• [Work item]:
Within the following material, tally each line that contains the string "glucuronide". Give the tally only.

Records to process Block Start

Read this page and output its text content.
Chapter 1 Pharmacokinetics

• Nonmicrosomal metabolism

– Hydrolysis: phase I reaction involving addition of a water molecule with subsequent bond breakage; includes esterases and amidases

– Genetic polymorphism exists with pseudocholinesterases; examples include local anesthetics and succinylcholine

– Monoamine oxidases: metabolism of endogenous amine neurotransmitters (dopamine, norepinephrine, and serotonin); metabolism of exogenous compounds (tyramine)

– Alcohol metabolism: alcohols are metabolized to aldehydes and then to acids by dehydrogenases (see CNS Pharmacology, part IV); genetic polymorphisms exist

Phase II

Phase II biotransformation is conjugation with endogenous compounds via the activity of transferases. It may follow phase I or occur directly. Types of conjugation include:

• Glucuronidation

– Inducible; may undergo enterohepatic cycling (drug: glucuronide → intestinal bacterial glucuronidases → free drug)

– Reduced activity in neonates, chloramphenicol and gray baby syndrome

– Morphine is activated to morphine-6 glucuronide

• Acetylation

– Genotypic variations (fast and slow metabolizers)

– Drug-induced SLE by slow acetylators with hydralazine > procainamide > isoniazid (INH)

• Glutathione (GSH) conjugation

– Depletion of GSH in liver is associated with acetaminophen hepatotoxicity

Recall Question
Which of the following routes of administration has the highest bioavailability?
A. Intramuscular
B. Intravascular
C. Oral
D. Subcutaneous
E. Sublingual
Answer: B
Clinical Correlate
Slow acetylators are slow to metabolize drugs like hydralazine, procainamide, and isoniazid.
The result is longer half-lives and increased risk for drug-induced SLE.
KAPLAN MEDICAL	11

Records to process Block End

• [Reply]:
2